Stored data

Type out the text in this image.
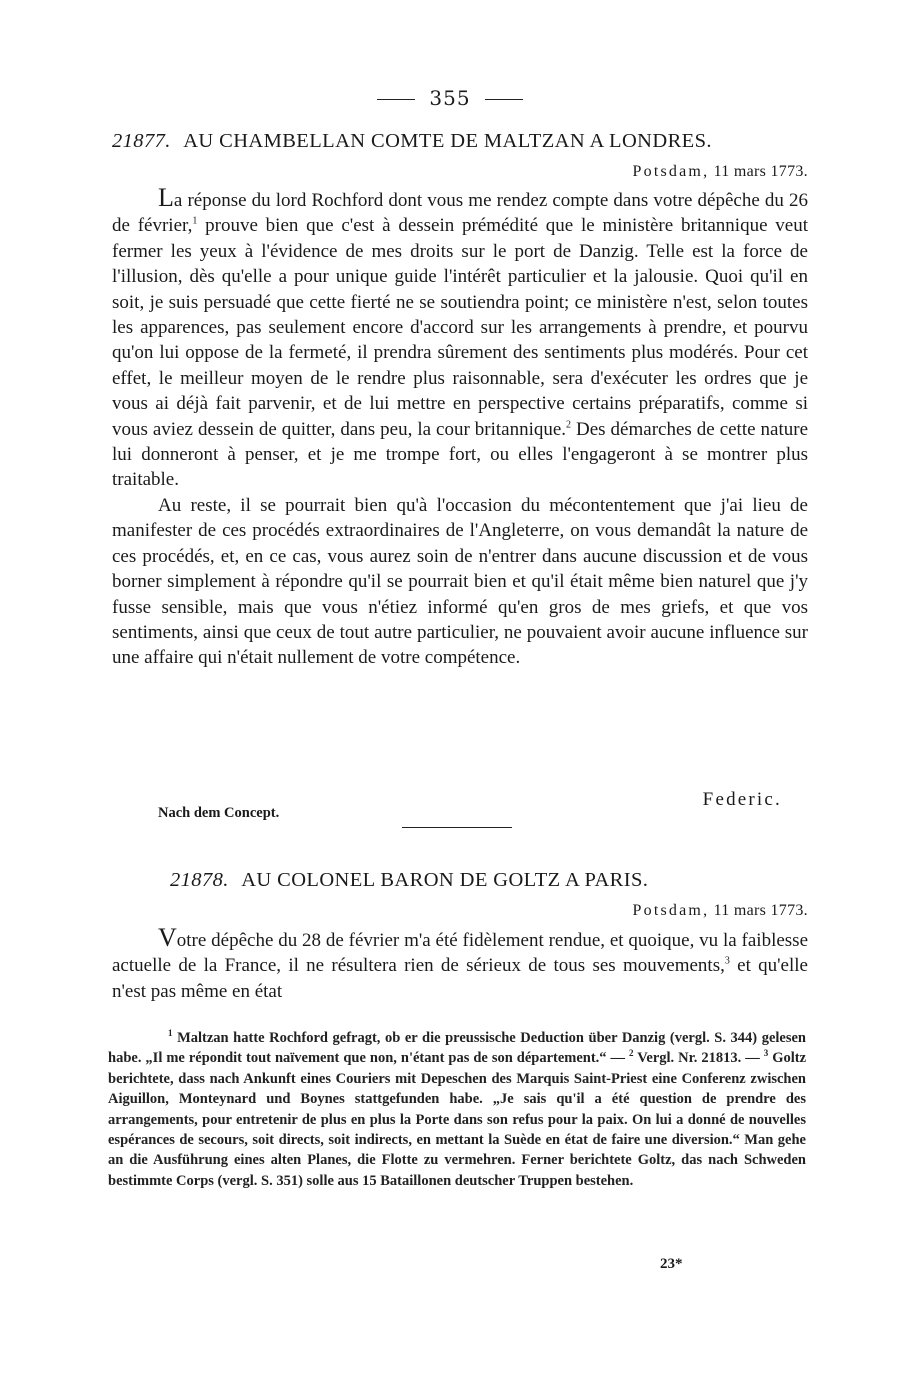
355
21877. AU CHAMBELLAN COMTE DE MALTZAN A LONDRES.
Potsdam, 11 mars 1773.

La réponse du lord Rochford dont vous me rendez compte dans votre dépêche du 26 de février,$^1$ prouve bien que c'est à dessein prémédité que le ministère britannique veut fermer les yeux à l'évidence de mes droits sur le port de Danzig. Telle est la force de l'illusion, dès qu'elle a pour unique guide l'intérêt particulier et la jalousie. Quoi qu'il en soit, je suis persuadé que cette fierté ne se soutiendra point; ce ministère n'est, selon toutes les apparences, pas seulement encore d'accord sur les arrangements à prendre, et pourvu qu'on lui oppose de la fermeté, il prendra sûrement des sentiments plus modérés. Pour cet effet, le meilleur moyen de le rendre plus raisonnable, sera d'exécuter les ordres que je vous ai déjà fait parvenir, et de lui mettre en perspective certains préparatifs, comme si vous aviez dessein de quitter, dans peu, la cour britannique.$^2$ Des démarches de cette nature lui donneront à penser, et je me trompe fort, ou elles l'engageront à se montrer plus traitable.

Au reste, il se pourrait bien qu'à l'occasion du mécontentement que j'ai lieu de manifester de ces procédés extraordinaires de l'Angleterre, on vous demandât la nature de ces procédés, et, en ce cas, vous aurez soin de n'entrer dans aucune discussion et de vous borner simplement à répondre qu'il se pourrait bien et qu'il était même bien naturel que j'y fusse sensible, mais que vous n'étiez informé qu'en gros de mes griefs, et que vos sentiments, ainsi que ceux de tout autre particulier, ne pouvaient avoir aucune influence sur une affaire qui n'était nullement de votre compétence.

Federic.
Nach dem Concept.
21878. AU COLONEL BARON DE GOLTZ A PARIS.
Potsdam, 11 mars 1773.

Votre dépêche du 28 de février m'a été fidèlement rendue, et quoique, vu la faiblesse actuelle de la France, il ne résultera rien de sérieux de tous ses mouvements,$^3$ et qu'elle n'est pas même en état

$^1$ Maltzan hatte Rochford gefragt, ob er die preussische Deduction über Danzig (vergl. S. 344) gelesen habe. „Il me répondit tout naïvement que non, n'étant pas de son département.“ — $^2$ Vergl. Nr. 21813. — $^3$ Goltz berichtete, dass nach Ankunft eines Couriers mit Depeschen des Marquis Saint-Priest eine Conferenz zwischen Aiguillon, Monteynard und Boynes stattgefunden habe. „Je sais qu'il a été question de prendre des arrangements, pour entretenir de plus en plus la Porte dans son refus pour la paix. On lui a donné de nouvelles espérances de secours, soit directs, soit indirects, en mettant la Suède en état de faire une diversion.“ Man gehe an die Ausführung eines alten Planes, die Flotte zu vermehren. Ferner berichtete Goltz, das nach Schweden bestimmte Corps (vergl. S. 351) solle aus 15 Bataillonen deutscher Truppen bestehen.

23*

==

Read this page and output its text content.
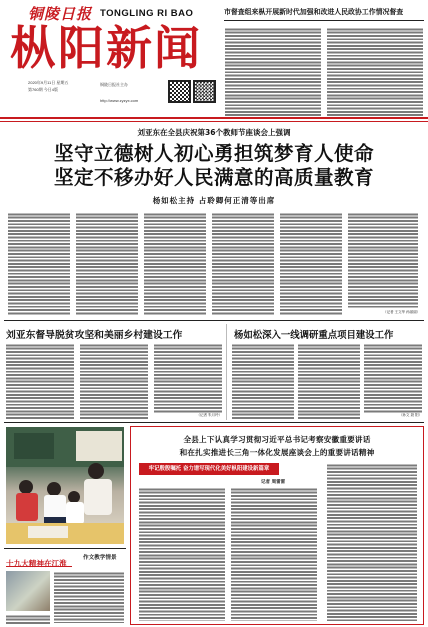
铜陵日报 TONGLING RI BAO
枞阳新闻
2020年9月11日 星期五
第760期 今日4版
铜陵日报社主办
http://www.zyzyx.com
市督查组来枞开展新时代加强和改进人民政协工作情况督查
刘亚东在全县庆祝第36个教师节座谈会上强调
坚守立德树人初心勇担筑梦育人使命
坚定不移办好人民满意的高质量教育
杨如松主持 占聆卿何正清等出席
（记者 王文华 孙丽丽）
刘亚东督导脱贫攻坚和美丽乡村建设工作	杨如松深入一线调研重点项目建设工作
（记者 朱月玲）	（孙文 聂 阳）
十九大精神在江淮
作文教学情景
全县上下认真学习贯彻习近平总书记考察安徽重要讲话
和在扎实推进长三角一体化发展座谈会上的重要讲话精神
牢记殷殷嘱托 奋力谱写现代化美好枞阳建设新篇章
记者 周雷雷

Your task →
Go through the material above and copy each line that has the word "état".

Final result →
Votre dépêche du 28 de février m'a été fidèlement rendue, et quoique, vu la faiblesse actuelle de la France, il ne résultera rien de sérieux de tous ses mouvements,$^3$ et qu'elle n'est pas même en état
$^1$ Maltzan hatte Rochford gefragt, ob er die preussische Deduction über Danzig (vergl. S. 344) gelesen habe. „Il me répondit tout naïvement que non, n'étant pas de son département.“ — $^2$ Vergl. Nr. 21813. — $^3$ Goltz berichtete, dass nach Ankunft eines Couriers mit Depeschen des Marquis Saint-Priest eine Conferenz zwischen Aiguillon, Monteynard und Boynes stattgefunden habe. „Je sais qu'il a été question de prendre des arrangements, pour entretenir de plus en plus la Porte dans son refus pour la paix. On lui a donné de nouvelles espérances de secours, soit directs, soit indirects, en mettant la Suède en état de faire une diversion.“ Man gehe an die Ausführung eines alten Planes, die Flotte zu vermehren. Ferner berichtete Goltz, das nach Schweden bestimmte Corps (vergl. S. 351) solle aus 15 Bataillonen deutscher Truppen bestehen.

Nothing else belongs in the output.